Please write out the complete listing that follows, exactly as it reads.

>> Begin Material for this exercise

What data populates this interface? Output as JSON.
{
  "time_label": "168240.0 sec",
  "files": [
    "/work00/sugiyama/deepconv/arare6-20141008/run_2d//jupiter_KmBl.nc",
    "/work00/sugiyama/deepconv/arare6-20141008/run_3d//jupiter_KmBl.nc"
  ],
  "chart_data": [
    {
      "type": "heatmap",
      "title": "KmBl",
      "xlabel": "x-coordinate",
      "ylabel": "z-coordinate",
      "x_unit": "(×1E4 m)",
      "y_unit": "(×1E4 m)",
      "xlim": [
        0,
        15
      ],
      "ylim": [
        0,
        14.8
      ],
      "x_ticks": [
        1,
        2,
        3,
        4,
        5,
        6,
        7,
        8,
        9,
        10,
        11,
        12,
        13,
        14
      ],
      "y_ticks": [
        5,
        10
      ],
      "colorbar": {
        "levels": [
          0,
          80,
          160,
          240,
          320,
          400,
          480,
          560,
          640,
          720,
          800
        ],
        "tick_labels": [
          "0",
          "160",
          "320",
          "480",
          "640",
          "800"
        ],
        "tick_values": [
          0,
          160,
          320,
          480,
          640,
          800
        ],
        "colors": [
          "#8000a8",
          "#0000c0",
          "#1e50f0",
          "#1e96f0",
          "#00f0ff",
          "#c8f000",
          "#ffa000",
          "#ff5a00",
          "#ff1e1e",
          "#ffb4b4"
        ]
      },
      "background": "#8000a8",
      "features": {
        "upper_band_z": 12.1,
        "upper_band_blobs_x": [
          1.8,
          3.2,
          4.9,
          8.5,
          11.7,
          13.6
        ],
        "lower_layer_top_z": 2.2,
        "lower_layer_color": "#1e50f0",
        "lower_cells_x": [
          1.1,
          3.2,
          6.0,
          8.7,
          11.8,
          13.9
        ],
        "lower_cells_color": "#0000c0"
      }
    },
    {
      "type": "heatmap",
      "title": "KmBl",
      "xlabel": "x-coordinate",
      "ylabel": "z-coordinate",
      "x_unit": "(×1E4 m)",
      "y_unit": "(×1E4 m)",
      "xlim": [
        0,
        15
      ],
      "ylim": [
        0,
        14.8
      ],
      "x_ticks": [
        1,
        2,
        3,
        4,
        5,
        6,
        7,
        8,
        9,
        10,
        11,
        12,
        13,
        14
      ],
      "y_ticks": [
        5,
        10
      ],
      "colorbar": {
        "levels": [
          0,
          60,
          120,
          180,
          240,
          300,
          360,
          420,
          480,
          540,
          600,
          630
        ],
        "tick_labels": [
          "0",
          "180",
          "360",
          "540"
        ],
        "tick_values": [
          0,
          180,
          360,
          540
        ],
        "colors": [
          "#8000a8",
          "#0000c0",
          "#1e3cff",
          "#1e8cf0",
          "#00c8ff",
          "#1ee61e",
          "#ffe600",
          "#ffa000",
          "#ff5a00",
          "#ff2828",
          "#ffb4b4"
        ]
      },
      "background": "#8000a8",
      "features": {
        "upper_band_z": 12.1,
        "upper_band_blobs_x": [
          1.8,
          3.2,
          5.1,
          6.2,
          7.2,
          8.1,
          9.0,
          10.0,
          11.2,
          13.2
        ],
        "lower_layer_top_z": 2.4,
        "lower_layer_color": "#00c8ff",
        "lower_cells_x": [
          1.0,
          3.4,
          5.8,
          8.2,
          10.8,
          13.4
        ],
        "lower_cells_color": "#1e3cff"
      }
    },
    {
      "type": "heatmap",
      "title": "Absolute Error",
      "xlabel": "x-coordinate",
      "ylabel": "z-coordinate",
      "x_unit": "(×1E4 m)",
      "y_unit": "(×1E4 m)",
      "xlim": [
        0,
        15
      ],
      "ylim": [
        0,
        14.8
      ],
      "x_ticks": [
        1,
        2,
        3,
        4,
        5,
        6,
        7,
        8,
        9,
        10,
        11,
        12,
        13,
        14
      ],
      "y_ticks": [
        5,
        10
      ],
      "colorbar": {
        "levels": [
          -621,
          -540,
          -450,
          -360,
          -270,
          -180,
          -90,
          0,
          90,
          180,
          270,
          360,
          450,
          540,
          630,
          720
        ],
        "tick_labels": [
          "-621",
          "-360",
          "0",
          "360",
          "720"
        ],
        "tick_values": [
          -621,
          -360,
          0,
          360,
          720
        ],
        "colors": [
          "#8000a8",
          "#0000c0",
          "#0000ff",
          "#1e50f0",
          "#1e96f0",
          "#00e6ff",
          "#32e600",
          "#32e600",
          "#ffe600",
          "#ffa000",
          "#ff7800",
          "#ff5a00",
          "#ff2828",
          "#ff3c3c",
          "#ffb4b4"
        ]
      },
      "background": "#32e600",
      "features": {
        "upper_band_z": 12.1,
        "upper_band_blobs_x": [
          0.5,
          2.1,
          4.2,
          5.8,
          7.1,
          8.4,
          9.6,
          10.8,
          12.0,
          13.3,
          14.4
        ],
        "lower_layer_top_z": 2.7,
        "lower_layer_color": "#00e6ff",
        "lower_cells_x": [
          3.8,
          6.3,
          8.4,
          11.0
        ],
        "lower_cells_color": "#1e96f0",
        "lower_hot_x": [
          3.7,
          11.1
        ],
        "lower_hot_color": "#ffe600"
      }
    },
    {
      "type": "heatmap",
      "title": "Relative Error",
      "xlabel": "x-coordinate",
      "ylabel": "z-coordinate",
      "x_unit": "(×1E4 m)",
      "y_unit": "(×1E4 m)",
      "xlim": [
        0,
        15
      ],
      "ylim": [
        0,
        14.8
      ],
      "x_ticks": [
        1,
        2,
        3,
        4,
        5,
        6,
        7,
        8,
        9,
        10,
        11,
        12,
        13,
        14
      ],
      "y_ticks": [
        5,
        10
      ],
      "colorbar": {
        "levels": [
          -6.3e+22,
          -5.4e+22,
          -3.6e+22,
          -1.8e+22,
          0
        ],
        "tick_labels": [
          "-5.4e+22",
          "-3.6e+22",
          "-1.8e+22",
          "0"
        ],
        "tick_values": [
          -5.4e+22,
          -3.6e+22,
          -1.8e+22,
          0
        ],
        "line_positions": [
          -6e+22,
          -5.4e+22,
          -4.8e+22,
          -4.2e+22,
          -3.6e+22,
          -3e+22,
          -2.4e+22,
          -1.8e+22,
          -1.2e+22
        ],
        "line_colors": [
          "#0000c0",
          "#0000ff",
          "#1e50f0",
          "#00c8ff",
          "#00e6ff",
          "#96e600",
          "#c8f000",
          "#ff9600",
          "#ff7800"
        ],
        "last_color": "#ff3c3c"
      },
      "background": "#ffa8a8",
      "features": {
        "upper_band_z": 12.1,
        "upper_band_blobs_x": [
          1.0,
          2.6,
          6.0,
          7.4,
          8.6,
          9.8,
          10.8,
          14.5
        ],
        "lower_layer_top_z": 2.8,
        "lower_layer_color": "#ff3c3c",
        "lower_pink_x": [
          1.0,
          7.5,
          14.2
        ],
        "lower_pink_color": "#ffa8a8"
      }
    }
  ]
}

>> End Material for this exercise

*Written answer*:
What data populates this interface? Output as JSON.
{
  "time_label": "168240.0 sec",
  "files": [
    "/work00/sugiyama/deepconv/arare6-20141008/run_2d//jupiter_KmBl.nc",
    "/work00/sugiyama/deepconv/arare6-20141008/run_3d//jupiter_KmBl.nc"
  ],
  "chart_data": [
    {
      "type": "heatmap",
      "title": "KmBl",
      "xlabel": "x-coordinate",
      "ylabel": "z-coordinate",
      "x_unit": "(×1E4 m)",
      "y_unit": "(×1E4 m)",
      "xlim": [
        0,
        15
      ],
      "ylim": [
        0,
        14.8
      ],
      "x_ticks": [
        1,
        2,
        3,
        4,
        5,
        6,
        7,
        8,
        9,
        10,
        11,
        12,
        13,
        14
      ],
      "y_ticks": [
        5,
        10
      ],
      "colorbar": {
        "levels": [
          0,
          80,
          160,
          240,
          320,
          400,
          480,
          560,
          640,
          720,
          800
        ],
        "tick_labels": [
          "0",
          "160",
          "320",
          "480",
          "640",
          "800"
        ],
        "tick_values": [
          0,
          160,
          320,
          480,
          640,
          800
        ],
        "colors": [
          "#8000a8",
          "#0000c0",
          "#1e50f0",
          "#1e96f0",
          "#00f0ff",
          "#c8f000",
          "#ffa000",
          "#ff5a00",
          "#ff1e1e",
          "#ffb4b4"
        ]
      },
      "background": "#8000a8",
      "features": {
        "upper_band_z": 12.1,
        "upper_band_blobs_x": [
          1.8,
          3.2,
          4.9,
          8.5,
          11.7,
          13.6
        ],
        "lower_layer_top_z": 2.2,
        "lower_layer_color": "#1e50f0",
        "lower_cells_x": [
          1.1,
          3.2,
          6.0,
          8.7,
          11.8,
          13.9
        ],
        "lower_cells_color": "#0000c0"
      }
    },
    {
      "type": "heatmap",
      "title": "KmBl",
      "xlabel": "x-coordinate",
      "ylabel": "z-coordinate",
      "x_unit": "(×1E4 m)",
      "y_unit": "(×1E4 m)",
      "xlim": [
        0,
        15
      ],
      "ylim": [
        0,
        14.8
      ],
      "x_ticks": [
        1,
        2,
        3,
        4,
        5,
        6,
        7,
        8,
        9,
        10,
        11,
        12,
        13,
        14
      ],
      "y_ticks": [
        5,
        10
      ],
      "colorbar": {
        "levels": [
          0,
          60,
          120,
          180,
          240,
          300,
          360,
          420,
          480,
          540,
          600,
          630
        ],
        "tick_labels": [
          "0",
          "180",
          "360",
          "540"
        ],
        "tick_values": [
          0,
          180,
          360,
          540
        ],
        "colors": [
          "#8000a8",
          "#0000c0",
          "#1e3cff",
          "#1e8cf0",
          "#00c8ff",
          "#1ee61e",
          "#ffe600",
          "#ffa000",
          "#ff5a00",
          "#ff2828",
          "#ffb4b4"
        ]
      },
      "background": "#8000a8",
      "features": {
        "upper_band_z": 12.1,
        "upper_band_blobs_x": [
          1.8,
          3.2,
          5.1,
          6.2,
          7.2,
          8.1,
          9.0,
          10.0,
          11.2,
          13.2
        ],
        "lower_layer_top_z": 2.4,
        "lower_layer_color": "#00c8ff",
        "lower_cells_x": [
          1.0,
          3.4,
          5.8,
          8.2,
          10.8,
          13.4
        ],
        "lower_cells_color": "#1e3cff"
      }
    },
    {
      "type": "heatmap",
      "title": "Absolute Error",
      "xlabel": "x-coordinate",
      "ylabel": "z-coordinate",
      "x_unit": "(×1E4 m)",
      "y_unit": "(×1E4 m)",
      "xlim": [
        0,
        15
      ],
      "ylim": [
        0,
        14.8
      ],
      "x_ticks": [
        1,
        2,
        3,
        4,
        5,
        6,
        7,
        8,
        9,
        10,
        11,
        12,
        13,
        14
      ],
      "y_ticks": [
        5,
        10
      ],
      "colorbar": {
        "levels": [
          -621,
          -540,
          -450,
          -360,
          -270,
          -180,
          -90,
          0,
          90,
          180,
          270,
          360,
          450,
          540,
          630,
          720
        ],
        "tick_labels": [
          "-621",
          "-360",
          "0",
          "360",
          "720"
        ],
        "tick_values": [
          -621,
          -360,
          0,
          360,
          720
        ],
        "colors": [
          "#8000a8",
          "#0000c0",
          "#0000ff",
          "#1e50f0",
          "#1e96f0",
          "#00e6ff",
          "#32e600",
          "#32e600",
          "#ffe600",
          "#ffa000",
          "#ff7800",
          "#ff5a00",
          "#ff2828",
          "#ff3c3c",
          "#ffb4b4"
        ]
      },
      "background": "#32e600",
      "features": {
        "upper_band_z": 12.1,
        "upper_band_blobs_x": [
          0.5,
          2.1,
          4.2,
          5.8,
          7.1,
          8.4,
          9.6,
          10.8,
          12.0,
          13.3,
          14.4
        ],
        "lower_layer_top_z": 2.7,
        "lower_layer_color": "#00e6ff",
        "lower_cells_x": [
          3.8,
          6.3,
          8.4,
          11.0
        ],
        "lower_cells_color": "#1e96f0",
        "lower_hot_x": [
          3.7,
          11.1
        ],
        "lower_hot_color": "#ffe600"
      }
    },
    {
      "type": "heatmap",
      "title": "Relative Error",
      "xlabel": "x-coordinate",
      "ylabel": "z-coordinate",
      "x_unit": "(×1E4 m)",
      "y_unit": "(×1E4 m)",
      "xlim": [
        0,
        15
      ],
      "ylim": [
        0,
        14.8
      ],
      "x_ticks": [
        1,
        2,
        3,
        4,
        5,
        6,
        7,
        8,
        9,
        10,
        11,
        12,
        13,
        14
      ],
      "y_ticks": [
        5,
        10
      ],
      "colorbar": {
        "levels": [
          -6.3e+22,
          -5.4e+22,
          -3.6e+22,
          -1.8e+22,
          0
        ],
        "tick_labels": [
          "-5.4e+22",
          "-3.6e+22",
          "-1.8e+22",
          "0"
        ],
        "tick_values": [
          -5.4e+22,
          -3.6e+22,
          -1.8e+22,
          0
        ],
        "line_positions": [
          -6e+22,
          -5.4e+22,
          -4.8e+22,
          -4.2e+22,
          -3.6e+22,
          -3e+22,
          -2.4e+22,
          -1.8e+22,
          -1.2e+22
        ],
        "line_colors": [
          "#0000c0",
          "#0000ff",
          "#1e50f0",
          "#00c8ff",
          "#00e6ff",
          "#96e600",
          "#c8f000",
          "#ff9600",
          "#ff7800"
        ],
        "last_color": "#ff3c3c"
      },
      "background": "#ffa8a8",
      "features": {
        "upper_band_z": 12.1,
        "upper_band_blobs_x": [
          1.0,
          2.6,
          6.0,
          7.4,
          8.6,
          9.8,
          10.8,
          14.5
        ],
        "lower_layer_top_z": 2.8,
        "lower_layer_color": "#ff3c3c",
        "lower_pink_x": [
          1.0,
          7.5,
          14.2
        ],
        "lower_pink_color": "#ffa8a8"
      }
    }
  ]
}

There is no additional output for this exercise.